Copy the lines again word for word, from the line with "x-tick-label: 사모 <box>411 908 433 922</box>" through the line with "x-tick-label: 사모 <box>370 466 392 480</box>", including both of those lines.

#####

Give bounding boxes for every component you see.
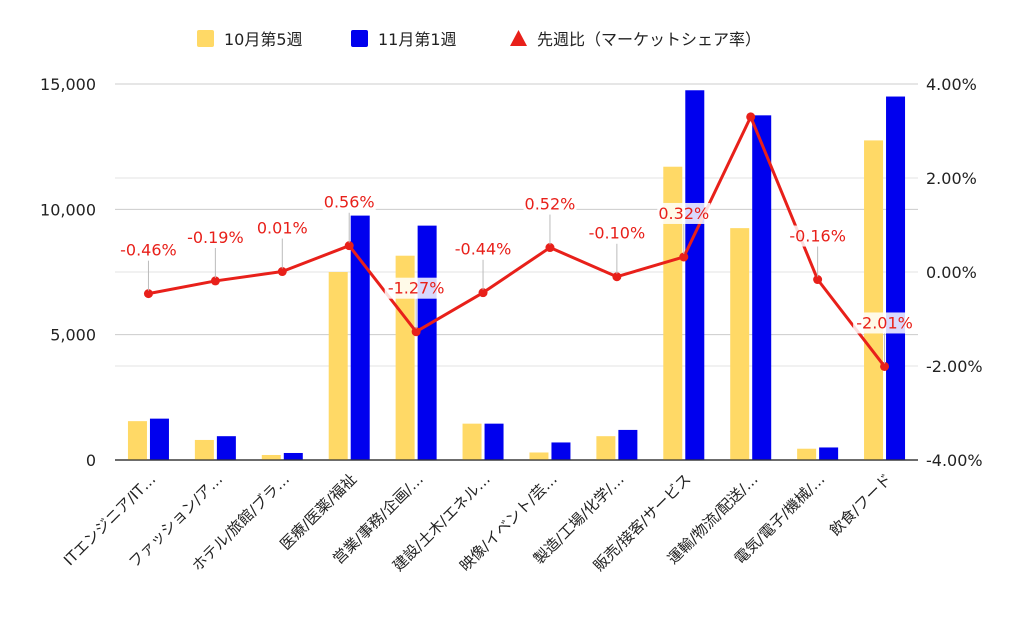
share-point (277, 267, 287, 277)
bar-nov-w1 (283, 452, 303, 460)
share-point (612, 272, 622, 282)
share-point (210, 276, 220, 286)
right-tick-label: 0.00% (926, 263, 977, 282)
legend: 10月第5週 11月第1週 先週比（マーケットシェア率） (197, 30, 761, 49)
legend-triangle-icon (510, 30, 527, 46)
label-backdrop (853, 312, 916, 334)
share-line-path (148, 115, 886, 368)
bar-nov-w1 (484, 423, 504, 460)
legend-swatch (351, 30, 368, 47)
bar-nov-w1 (685, 90, 705, 461)
legend-label: 11月第1週 (378, 30, 457, 49)
bar-oct-w5 (127, 421, 147, 460)
share-point (478, 288, 488, 298)
label-backdrop (585, 222, 649, 244)
share-data-label: -0.16% (789, 227, 846, 246)
share-point (545, 243, 555, 253)
bar-nov-w1 (149, 418, 169, 460)
label-backdrop (117, 239, 180, 261)
label-backdrop (657, 202, 711, 224)
bar-nov-w1 (551, 442, 571, 460)
left-tick-label: 0 (86, 451, 96, 470)
bar-nov-w1 (819, 447, 839, 460)
bar-nov-w1 (618, 429, 638, 460)
bar-oct-w5 (529, 452, 549, 460)
bar-oct-w5 (730, 228, 750, 460)
right-axis: -4.00% -2.00% 0.00% 2.00% 4.00% (926, 75, 983, 470)
share-point (813, 275, 823, 285)
share-data-label: -0.19% (187, 228, 244, 247)
share-point (411, 327, 421, 337)
left-tick-label: 5,000 (50, 326, 96, 345)
category-labels: ITエンジニア/IT…ファッション/ア…ホテル/旅館/ブラ…医療/医薬/福祉営業… (60, 470, 895, 575)
right-tick-label: 4.00% (926, 75, 977, 94)
bars (115, 90, 918, 461)
bar-oct-w5 (797, 448, 817, 460)
label-backdrop (451, 238, 515, 260)
share-data-label: 0.52% (525, 195, 576, 214)
bar-oct-w5 (194, 439, 214, 460)
share-data-label: 0.01% (257, 219, 308, 238)
bar-nov-w1 (417, 225, 437, 460)
right-tick-label: -4.00% (926, 451, 983, 470)
share-point (143, 289, 153, 299)
share-data-label: -0.46% (120, 241, 177, 260)
legend-label: 10月第5週 (224, 30, 303, 49)
share-point (880, 361, 890, 371)
label-backdrop (183, 226, 247, 248)
gridlines (115, 83, 918, 461)
share-data-label: -0.44% (455, 240, 512, 259)
share-data-label: -2.01% (856, 313, 913, 332)
bar-nov-w1 (350, 215, 370, 460)
bar-oct-w5 (261, 454, 281, 460)
category-label: 飲食/フード (826, 470, 895, 539)
legend-label: 先週比（マーケットシェア率） (537, 30, 761, 49)
bar-oct-w5 (395, 255, 415, 460)
share-data-label: 0.56% (324, 193, 375, 212)
share-data-label: 0.32% (658, 204, 709, 223)
right-tick-label: 2.00% (926, 169, 977, 188)
legend-swatch (197, 30, 214, 47)
bar-oct-w5 (462, 423, 482, 460)
share-point (344, 241, 354, 251)
label-backdrop (384, 277, 448, 299)
share-line (143, 112, 890, 371)
share-point (746, 112, 756, 122)
bar-oct-w5 (596, 436, 616, 460)
bar-oct-w5 (328, 272, 348, 460)
left-tick-label: 10,000 (40, 200, 96, 219)
label-backdrop (255, 217, 309, 239)
data-labels: -0.46%-0.19% 0.01%0.56%-1.27%-0.44%0.52%-… (117, 191, 916, 364)
label-backdrop (523, 193, 577, 215)
share-data-label: -0.10% (589, 224, 646, 243)
left-tick-label: 15,000 (40, 75, 96, 94)
label-backdrop (322, 191, 376, 213)
bar-oct-w5 (663, 166, 683, 460)
right-tick-label: -2.00% (926, 357, 983, 376)
bar-nov-w1 (886, 96, 906, 461)
bar-oct-w5 (864, 140, 884, 460)
label-backdrop (786, 225, 850, 247)
bar-nov-w1 (752, 115, 772, 460)
share-data-label: -1.27% (388, 279, 445, 298)
bar-nov-w1 (216, 436, 236, 460)
share-point (679, 252, 689, 262)
left-axis: 0 5,000 10,000 15,000 (40, 75, 96, 470)
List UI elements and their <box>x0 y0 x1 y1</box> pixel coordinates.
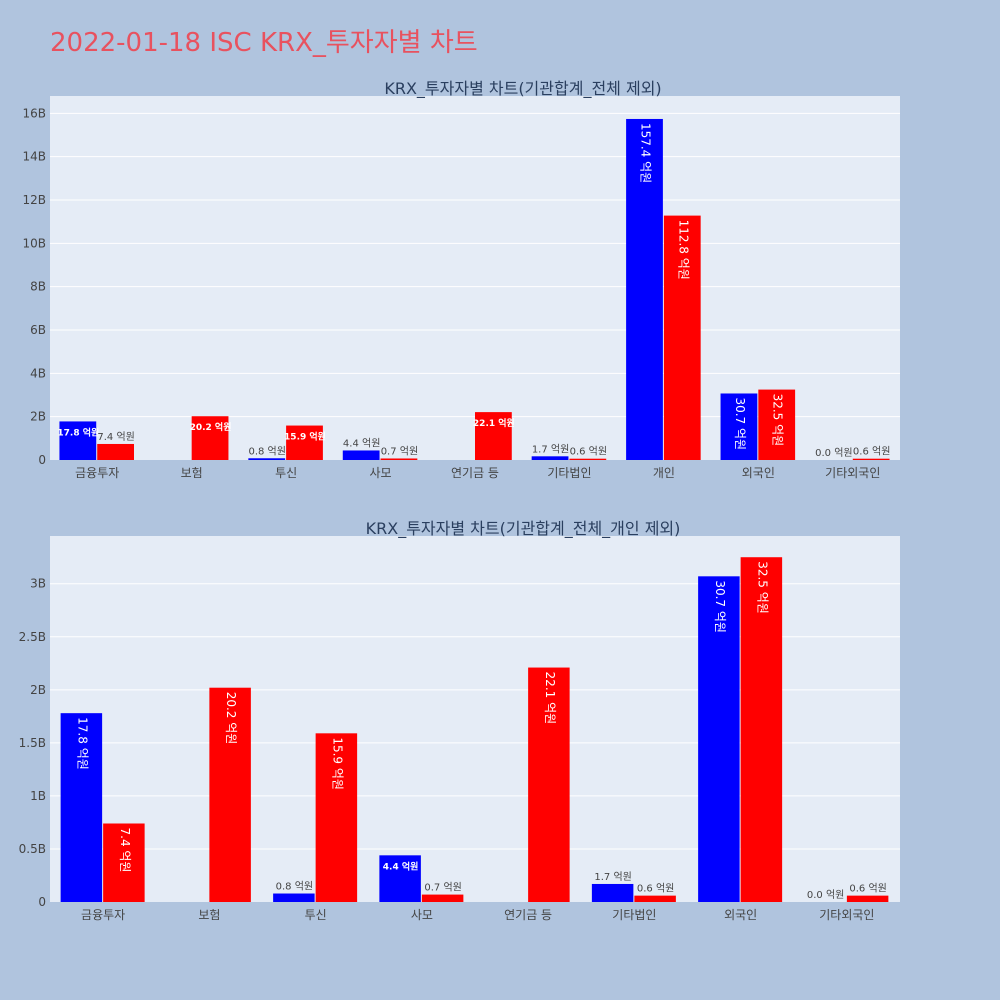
x-tick-label: 사모 <box>411 908 433 922</box>
bar <box>626 118 663 460</box>
bar <box>663 215 701 460</box>
bar <box>315 733 358 902</box>
y-tick-label: 1B <box>30 789 46 803</box>
data-label: 112.8 억원 <box>676 220 690 280</box>
data-label: 0.6 억원 <box>637 883 674 895</box>
bar <box>342 450 380 460</box>
bar <box>634 895 676 902</box>
x-tick-label: 사모 <box>370 466 392 480</box>
bar <box>191 416 229 460</box>
data-label: 0.7 억원 <box>424 882 461 894</box>
page-title: 2022-01-18 ISC KRX_투자자별 차트 <box>50 28 478 58</box>
chart-title: KRX_투자자별 차트(기관합계_전체_개인 제외) <box>366 519 681 539</box>
bar <box>528 667 570 902</box>
x-tick-label: 기타외국인 <box>819 908 874 922</box>
data-label: 0.8 억원 <box>276 881 313 893</box>
data-label: 0.0 억원 <box>815 447 852 459</box>
y-tick-label: 0 <box>38 895 46 909</box>
bar <box>103 823 145 902</box>
x-tick-label: 금융투자 <box>81 908 125 922</box>
data-label: 1.7 억원 <box>594 871 631 883</box>
bar <box>286 425 323 460</box>
x-tick-label: 투신 <box>305 908 327 922</box>
chart-title: KRX_투자자별 차트(기관합계_전체 제외) <box>384 79 661 99</box>
data-label: 22.1 억원 <box>473 417 515 429</box>
data-label: 4.4 억원 <box>343 437 380 449</box>
data-label: 7.4 억원 <box>118 827 132 872</box>
bar <box>740 557 783 902</box>
data-label: 32.5 억원 <box>771 394 785 447</box>
bar <box>720 393 758 460</box>
data-label: 0.6 억원 <box>849 883 886 895</box>
bar <box>531 456 569 460</box>
y-tick-label: 0 <box>38 453 46 467</box>
bar <box>846 895 889 902</box>
data-label: 0.8 억원 <box>248 445 285 457</box>
bar <box>97 443 134 460</box>
y-tick-label: 3B <box>30 577 46 591</box>
x-tick-label: 외국인 <box>742 466 775 480</box>
x-tick-label: 기타외국인 <box>825 466 880 480</box>
data-label: 30.7 억원 <box>713 580 727 633</box>
data-label: 17.8 억원 <box>75 717 89 770</box>
x-tick-label: 연기금 등 <box>504 908 552 922</box>
y-tick-label: 12B <box>22 193 46 207</box>
data-label: 15.9 억원 <box>284 431 326 443</box>
bar <box>248 458 286 460</box>
y-tick-label: 6B <box>30 323 46 337</box>
data-label: 1.7 억원 <box>532 443 569 455</box>
y-tick-label: 2B <box>30 683 46 697</box>
bar <box>60 713 103 902</box>
x-tick-label: 기타법인 <box>547 466 591 480</box>
data-label: 0.6 억원 <box>853 446 890 458</box>
data-label: 7.4 억원 <box>97 431 134 443</box>
data-label: 22.1 억원 <box>543 672 557 725</box>
y-tick-label: 14B <box>22 150 46 164</box>
data-label: 15.9 억원 <box>330 737 344 790</box>
data-label: 32.5 억원 <box>755 561 769 614</box>
bar <box>569 458 607 460</box>
data-label: 20.2 억원 <box>190 421 232 433</box>
bar <box>380 458 418 460</box>
data-label: 4.4 억원 <box>383 860 419 872</box>
bar <box>273 893 315 902</box>
bar <box>852 458 890 460</box>
y-tick-label: 16B <box>22 106 46 120</box>
bar <box>591 883 634 902</box>
data-label: 157.4 억원 <box>639 123 653 183</box>
bar <box>698 576 740 902</box>
x-tick-label: 개인 <box>653 466 675 480</box>
y-tick-label: 10B <box>22 236 46 250</box>
y-tick-label: 4B <box>30 366 46 380</box>
data-label: 20.2 억원 <box>224 692 238 745</box>
y-tick-label: 1.5B <box>19 736 46 750</box>
bar <box>758 389 796 460</box>
y-tick-label: 2.5B <box>19 630 46 644</box>
bar <box>379 855 421 902</box>
x-tick-label: 연기금 등 <box>451 466 499 480</box>
x-tick-label: 보험 <box>181 466 203 480</box>
x-tick-label: 금융투자 <box>75 466 119 480</box>
y-tick-label: 0.5B <box>19 842 46 856</box>
data-label: 17.8 억원 <box>57 426 99 438</box>
chart-top: KRX_투자자별 차트(기관합계_전체 제외) 0 2B 4B 6B 8B 10B 12B 14… <box>22 79 900 480</box>
x-tick-label: 투신 <box>275 466 297 480</box>
y-tick-label: 8B <box>30 280 46 294</box>
data-label: 0.6 억원 <box>570 446 607 458</box>
x-tick-label: 보험 <box>198 908 220 922</box>
bar <box>475 412 512 460</box>
chart-bottom: KRX_투자자별 차트(기관합계_전체_개인 제외) 0 0.5B 1B 1.5B 2B 2… <box>19 519 900 922</box>
bar <box>421 894 464 902</box>
data-label: 0.7 억원 <box>381 445 418 457</box>
data-label: 0.0 억원 <box>807 889 844 901</box>
x-tick-label: 외국인 <box>724 908 757 922</box>
y-tick-label: 2B <box>30 410 46 424</box>
data-label: 30.7 억원 <box>733 397 747 450</box>
bar <box>59 421 97 460</box>
x-tick-label: 기타법인 <box>612 908 656 922</box>
bar <box>209 687 251 902</box>
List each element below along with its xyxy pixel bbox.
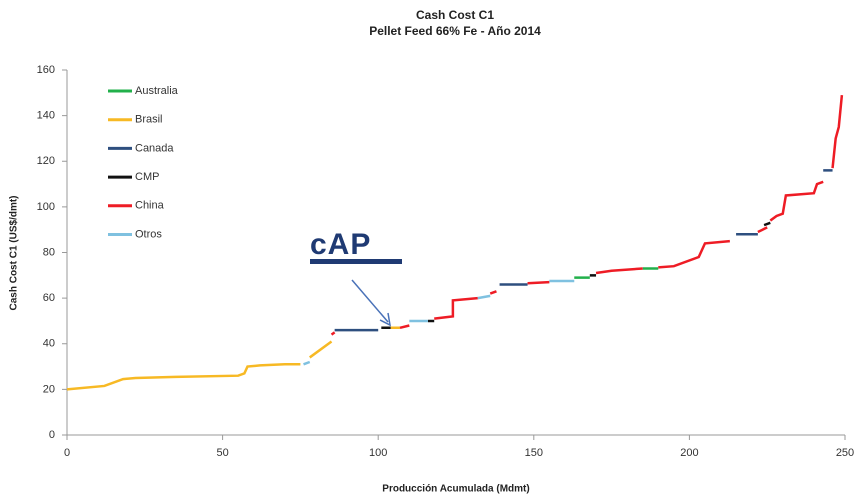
x-tick-label: 150	[525, 447, 543, 459]
legend-label: Canada	[135, 142, 174, 154]
y-tick-label: 0	[49, 429, 55, 441]
x-tick-label: 100	[369, 447, 387, 459]
y-tick-label: 120	[37, 155, 55, 167]
legend-label: CMP	[135, 171, 159, 183]
arrow	[351, 279, 389, 323]
y-tick-label: 40	[43, 338, 55, 350]
x-tick-label: 0	[64, 447, 70, 459]
series-line	[330, 94, 844, 336]
chart-subtitle: Pellet Feed 66% Fe - Año 2014	[369, 24, 541, 38]
y-tick-label: 20	[43, 383, 55, 395]
y-tick-label: 60	[43, 292, 55, 304]
x-tick-label: 200	[680, 447, 698, 459]
x-tick-label: 50	[216, 447, 228, 459]
chart-title: Cash Cost C1	[416, 8, 494, 22]
y-axis-label: Cash Cost C1 (US$/dmt)	[9, 195, 20, 310]
series-line	[574, 267, 659, 279]
series-line	[66, 326, 400, 391]
y-tick-label: 80	[43, 246, 55, 258]
y-tick-label: 140	[37, 110, 55, 122]
series-line	[303, 279, 575, 366]
legend-label: Brasil	[135, 114, 163, 126]
x-tick-label: 250	[836, 447, 854, 459]
logo-underline	[310, 259, 402, 264]
y-tick-label: 160	[37, 64, 55, 76]
x-axis-label: Producción Acumulada (Mdmt)	[382, 484, 529, 495]
arrow-head	[379, 312, 391, 327]
y-tick-label: 100	[37, 201, 55, 213]
series-line	[334, 169, 833, 332]
logo: cAP	[310, 228, 371, 261]
legend-label: Otros	[135, 228, 162, 240]
series-line	[381, 221, 771, 330]
legend-label: China	[135, 200, 165, 212]
legend-label: Australia	[135, 85, 179, 97]
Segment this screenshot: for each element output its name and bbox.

#####

• Result for this task
x-tick-label: 사모 <box>411 908 433 922</box>
bar <box>626 118 663 460</box>
bar <box>663 215 701 460</box>
bar <box>315 733 358 902</box>
y-tick-label: 1B <box>30 789 46 803</box>
data-label: 112.8 억원 <box>676 220 690 280</box>
data-label: 0.6 억원 <box>637 883 674 895</box>
bar <box>342 450 380 460</box>
bar <box>634 895 676 902</box>
x-tick-label: 사모 <box>370 466 392 480</box>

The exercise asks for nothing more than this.